**Supplied text**
_ _ _ _ _

The filtration, or winnowing, or whatever process it may be called, which has separated and set apart the more flexible portion of the educated peasantry of Scotland for the peculiar service of the kirk, has been in an eminent degree favourable for the schools, which have thus reserved to them the most independent and generally also the most enthusiastically devoted to learning.
I should have mentioned ere now, that the men who fill learned situations, or are engaged in literary pursuits in Scotland, ought, in genius, though perhaps not always in education, to be superior to men of the same description in England; for the expense of obtaining any thing like a literary education in the latter country is so great, and the disposition to obtain it is so contrary to the habits of the humbler, and even the middle ranks of the people, that the range of classes from whom the learned men of England can be taken, is far narrower than that from which Scotland can make her election. In England, a peasant or a small farmer never so much as dreams of giving his son a classical or a university education; and even among the wealthier yeomen and tradesmen this is seldom done, except with an immediate view to a church living, to which if the person so educated should not succeed, he returns back to the counter or the counting-house.

_ _ _ _ _

[Annotated element listings]
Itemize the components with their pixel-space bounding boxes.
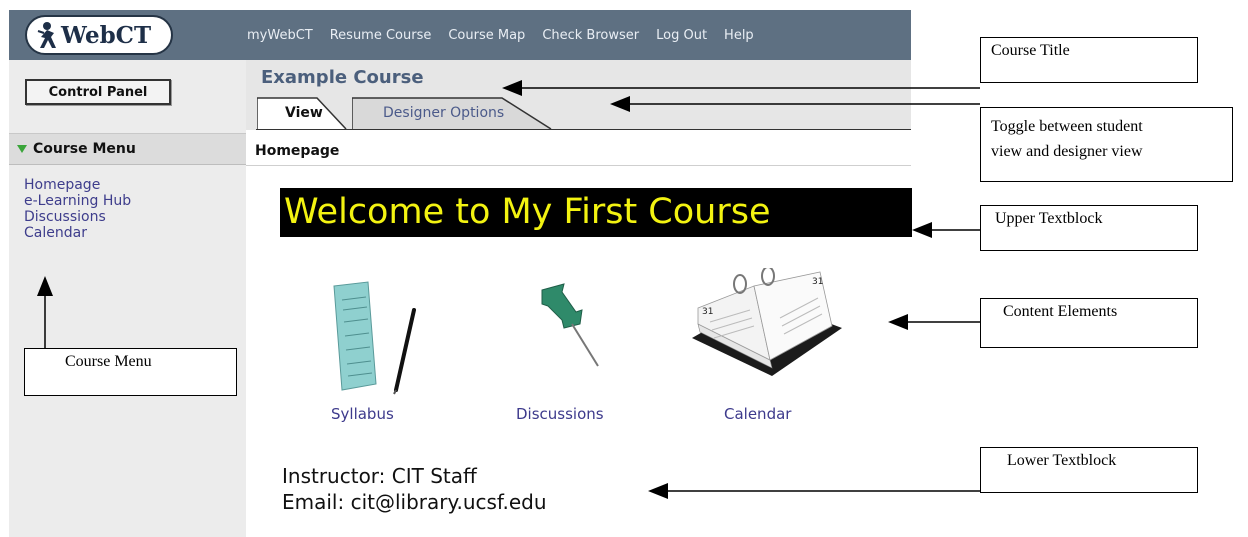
arrowhead-course-title — [502, 80, 522, 96]
arrowhead-course-menu — [37, 276, 53, 296]
arrowhead-lower-textblock — [648, 483, 668, 499]
arrowhead-content-elements — [888, 314, 908, 330]
arrowhead-upper-textblock — [912, 222, 932, 238]
annotation-arrows — [37, 80, 980, 499]
arrowhead-toggle — [610, 96, 630, 112]
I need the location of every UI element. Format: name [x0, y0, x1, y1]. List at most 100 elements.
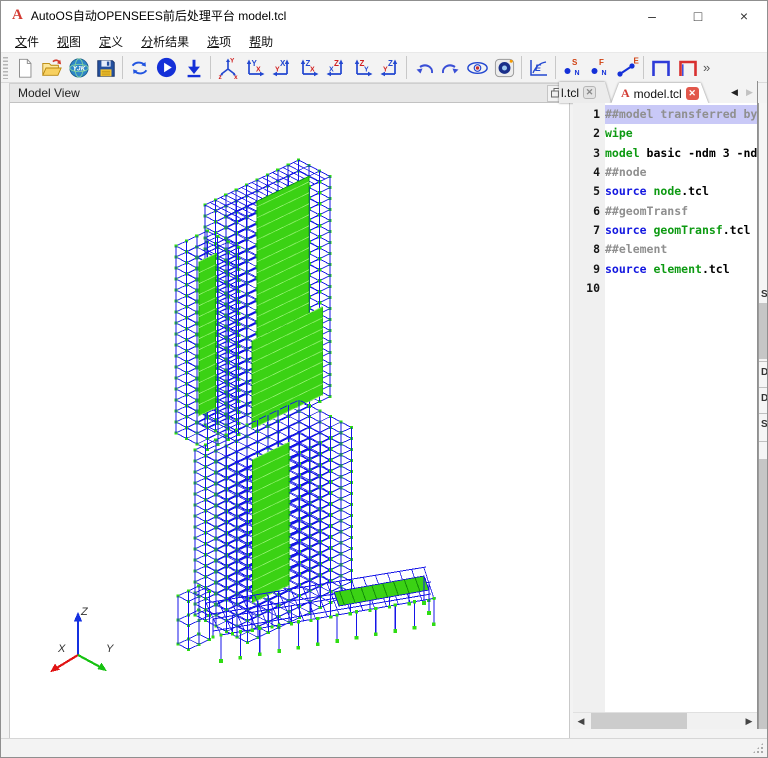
- view-xz-button[interactable]: ZX: [322, 55, 349, 81]
- window-controls: – □ ×: [629, 1, 767, 30]
- menu-analysis-results[interactable]: 分析结果: [132, 31, 198, 52]
- view-yz-button[interactable]: ZY: [376, 55, 403, 81]
- clipped-label[interactable]: D: [761, 393, 767, 404]
- svg-text:Y: Y: [364, 66, 369, 73]
- code-line[interactable]: source geomTransf.tcl: [605, 221, 757, 240]
- run-analysis-button[interactable]: [153, 55, 180, 81]
- code-text[interactable]: ##model transferred by wipe model basic -n…: [605, 103, 757, 713]
- new-file-button[interactable]: [11, 55, 38, 81]
- view-zx-button[interactable]: ZX: [295, 55, 322, 81]
- menu-bar: 文件 视图 定义 分析结果 选项 帮助: [1, 30, 767, 53]
- toolbar-separator: [122, 56, 123, 79]
- frame-red-button[interactable]: [674, 55, 701, 81]
- view-yx-button[interactable]: YX: [241, 55, 268, 81]
- scrollbar-thumb[interactable]: [591, 713, 687, 729]
- toolbar-separator: [555, 56, 556, 79]
- tab-close-icon[interactable]: ✕: [686, 87, 699, 100]
- open-file-button[interactable]: [38, 55, 65, 81]
- new-file-icon: [18, 58, 31, 78]
- redo-arrow-icon: [441, 63, 458, 73]
- svg-text:X: X: [256, 66, 261, 73]
- view-xy-button[interactable]: XY: [268, 55, 295, 81]
- redo-button[interactable]: [437, 55, 464, 81]
- minimize-button[interactable]: –: [629, 1, 675, 30]
- clipped-side-panel: S D D S: [758, 103, 767, 729]
- resize-grip[interactable]: [752, 742, 764, 754]
- tab-ltcl[interactable]: l.tcl ✕: [559, 82, 611, 103]
- save-button[interactable]: [92, 55, 119, 81]
- undo-arrow-icon: [416, 63, 433, 73]
- download-icon: [187, 59, 200, 77]
- show-view-button[interactable]: [464, 55, 491, 81]
- scroll-right-icon[interactable]: ▶: [741, 713, 757, 729]
- code-line[interactable]: ##element: [605, 240, 757, 259]
- menu-help[interactable]: 帮助: [240, 31, 282, 52]
- editor-horizontal-scrollbar[interactable]: ◀ ▶: [573, 712, 757, 729]
- view-axis-icon: ZX: [326, 59, 343, 76]
- toolbar-grip[interactable]: [3, 56, 8, 79]
- close-button[interactable]: ×: [721, 1, 767, 30]
- code-line[interactable]: source node.tcl: [605, 182, 757, 201]
- tab-scroll-right-icon[interactable]: ▶: [743, 84, 756, 100]
- code-editor[interactable]: 1 2 3 4 5 6 7 8 9 10 ##model transferred by wipe mo…: [573, 103, 757, 713]
- toolbar-separator: [643, 56, 644, 79]
- sync-model-button[interactable]: [126, 55, 153, 81]
- undo-button[interactable]: [410, 55, 437, 81]
- scroll-left-icon[interactable]: ◀: [573, 713, 589, 729]
- svg-text:N: N: [602, 70, 607, 77]
- code-line[interactable]: source element.tcl: [605, 260, 757, 279]
- tab-close-icon[interactable]: ✕: [583, 86, 596, 99]
- portal-frame-red-icon: [678, 60, 697, 76]
- menu-file[interactable]: 文件: [6, 31, 48, 52]
- status-bar: [1, 738, 767, 757]
- line-number-gutter: 1 2 3 4 5 6 7 8 9 10: [573, 103, 605, 713]
- eye-icon: [467, 61, 488, 74]
- code-line[interactable]: wipe: [605, 124, 757, 143]
- tab-scroll-left-icon[interactable]: ◀: [728, 84, 741, 100]
- axes-3d-button[interactable]: Yzx: [214, 55, 241, 81]
- tab-file-icon: A: [621, 86, 630, 100]
- toolbar-separator: [210, 56, 211, 79]
- clipped-label[interactable]: D: [761, 367, 767, 378]
- model-view-header: Model View: [9, 83, 570, 103]
- code-line[interactable]: ##node: [605, 163, 757, 182]
- svg-text:Z: Z: [80, 606, 89, 618]
- element-marker-button[interactable]: E: [613, 55, 640, 81]
- window-title: AutoOS自动OPENSEES前后处理平台 model.tcl: [30, 9, 287, 23]
- download-results-button[interactable]: [180, 55, 207, 81]
- frame-blue-button[interactable]: [647, 55, 674, 81]
- app-logo-icon: A: [12, 7, 23, 23]
- code-line[interactable]: [605, 279, 757, 298]
- axes-3d-icon: Yz x: [218, 57, 238, 80]
- save-floppy-icon: [96, 59, 115, 77]
- code-line[interactable]: ##model transferred by: [605, 105, 757, 125]
- node-start-marker-button[interactable]: SN: [559, 55, 586, 81]
- svg-text:S: S: [572, 58, 578, 67]
- node-force-marker-button[interactable]: FN: [586, 55, 613, 81]
- svg-text:YJK: YJK: [72, 65, 86, 72]
- menu-options[interactable]: 选项: [198, 31, 240, 52]
- view-axis-icon: ZX: [300, 59, 318, 76]
- clipped-label[interactable]: S: [761, 289, 767, 300]
- structural-model-wireframe: Z X Y: [50, 158, 437, 673]
- clipped-label[interactable]: S: [761, 419, 767, 430]
- svg-text:X: X: [280, 59, 286, 68]
- toolbar-overflow-button[interactable]: »: [703, 60, 710, 75]
- model-viewport[interactable]: Z X Y: [9, 103, 570, 739]
- menu-define[interactable]: 定义: [90, 31, 132, 52]
- result-curve-button[interactable]: E: [525, 55, 552, 81]
- menu-view[interactable]: 视图: [48, 31, 90, 52]
- maximize-button[interactable]: □: [675, 1, 721, 30]
- model-view-title: Model View: [18, 86, 80, 100]
- tab-scroll-buttons: ◀ ▶: [726, 84, 756, 100]
- view-axis-icon: ZY: [380, 59, 397, 76]
- code-line[interactable]: ##geomTransf: [605, 202, 757, 221]
- svg-text:X: X: [310, 66, 315, 73]
- svg-text:E: E: [535, 63, 542, 73]
- tab-modeltcl[interactable]: A model.tcl ✕: [611, 83, 709, 104]
- view-zy-button[interactable]: ZY: [349, 55, 376, 81]
- snapshot-button[interactable]: [491, 55, 518, 81]
- code-line[interactable]: model basic -ndm 3 -nd: [605, 144, 757, 163]
- result-curve-icon: E: [529, 59, 547, 76]
- yjk-import-button[interactable]: YJK: [65, 55, 92, 81]
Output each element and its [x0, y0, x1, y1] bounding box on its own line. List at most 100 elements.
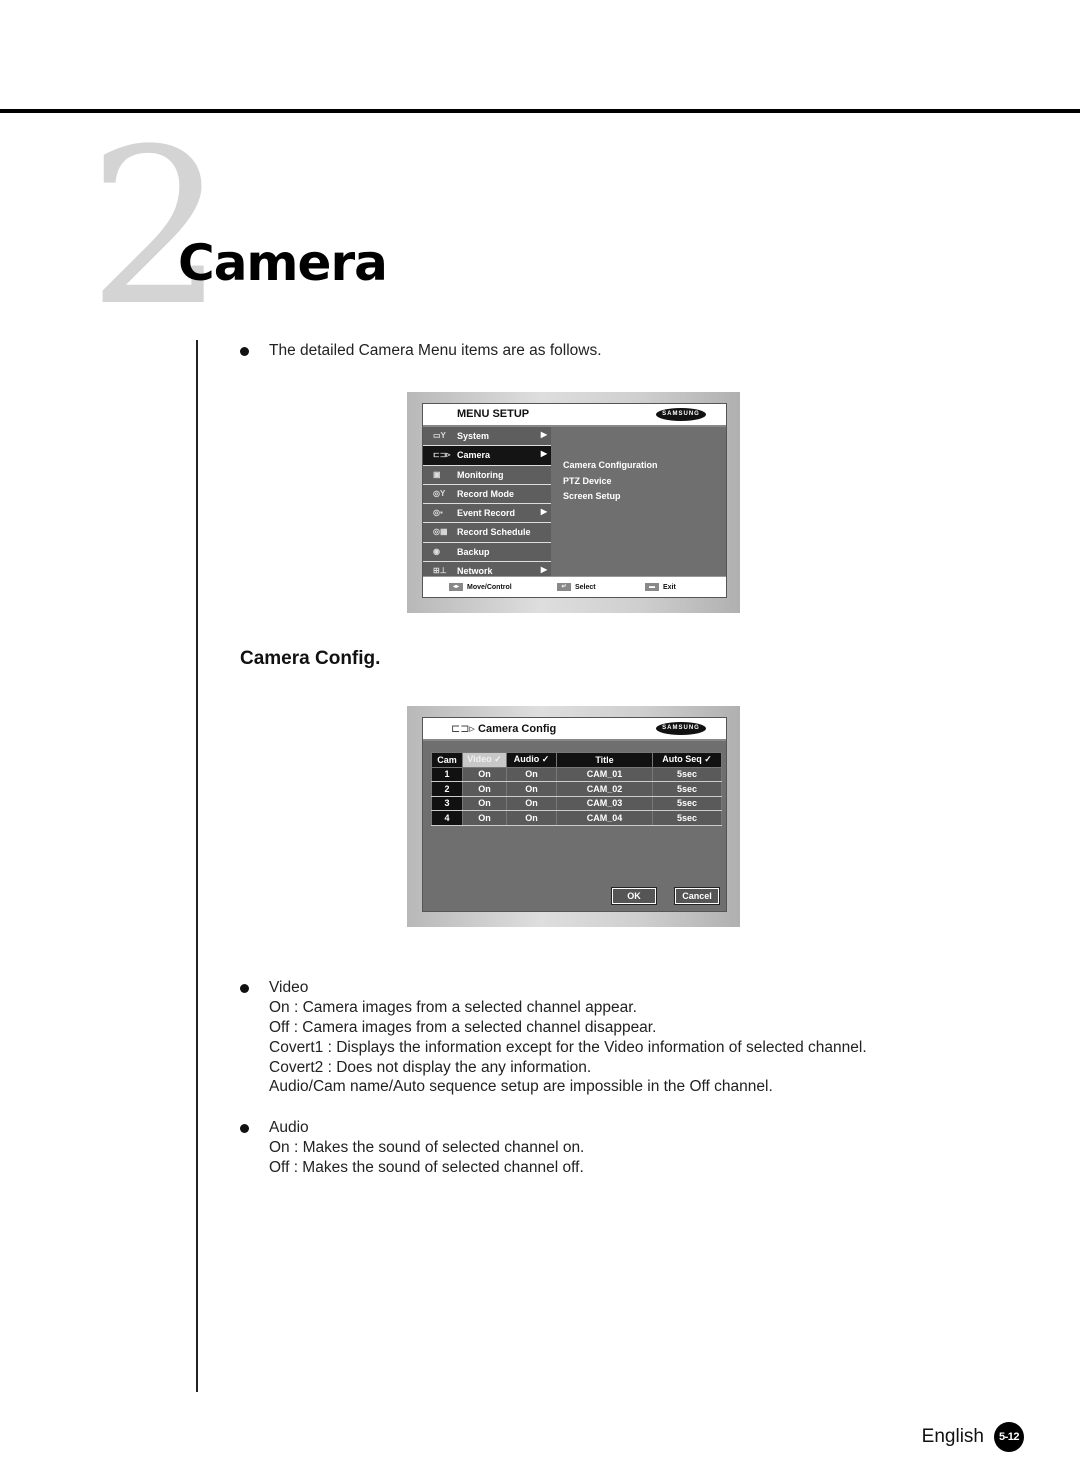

_ _ _ _ _

**Instructions**
1) In the passage on Scottish education, swap "kirk" for "church" and reproduce the text from "The filtration, or" to "devoted to learning." with that change made.
2) Extend the passage on Scottish education, picking up after its final sentence.

**Responses for each task**
1)
The filtration, or winnowing, or whatever process it may be called, which has separated and set apart the more flexible portion of the educated peasantry of Scotland for the peculiar service of the church, has been in an eminent degree favourable for the schools, which have thus reserved to them the most independent and generally also the most enthusiastically devoted to learning.

2)
In Scotland, again, though the gates, at least of some species of knowledge, do not stand open so widely or so long as in England, yet they stand open to every class of the people; and thus, though the population of Scotland be not one-sixth part of that of England, the number of persons from whom the learned men of Scotland are chosen is perhaps greater; indeed, it is positively greater, for the whole two millions of the Scotch people are in this situation; and if all the classes in England who have the power and the will to educate their children be counted, they will be found far fewer than this. Now, as the means of obtaining liberal education descend in society, the quantity of talent must necessarily increase. In natural ability, a hundred peasants, at least a hundred peasant boys, are not necessarily inferior to the same number of scions of nobility; and as the total number of peasants exceeds the total numbers of the others, the whole quantity of natural capacity must be greater. Whatever, indeed, may be their differences after they grow up, and when all the varieties of advantage, opportunity, and habit have come into play, it cannot be denied that there is a point in the age of all classes of society at which their talents and capacities are in the precise ratio of their numbers; and it is equally true that, if they were all taken at this point, and subjected to the same discipline, the number of illustrious men that would be obtained from each class would also be in the precise ratio of the total number. But all classes in Scotland have, from infancy up to a certain period, the same facilities of being educated, and therefore, in obtaining a supply of learned and literary men, Scotland has the choice of the whole population.
But this is not the only advantage that results from throwing the gates of knowledge open to all the people, for those of the poorer classes who are sent to college have a chance of possessing greater natural abilities, and being more assiduous and successful in the cultivation of them, than those who are sent from the rich.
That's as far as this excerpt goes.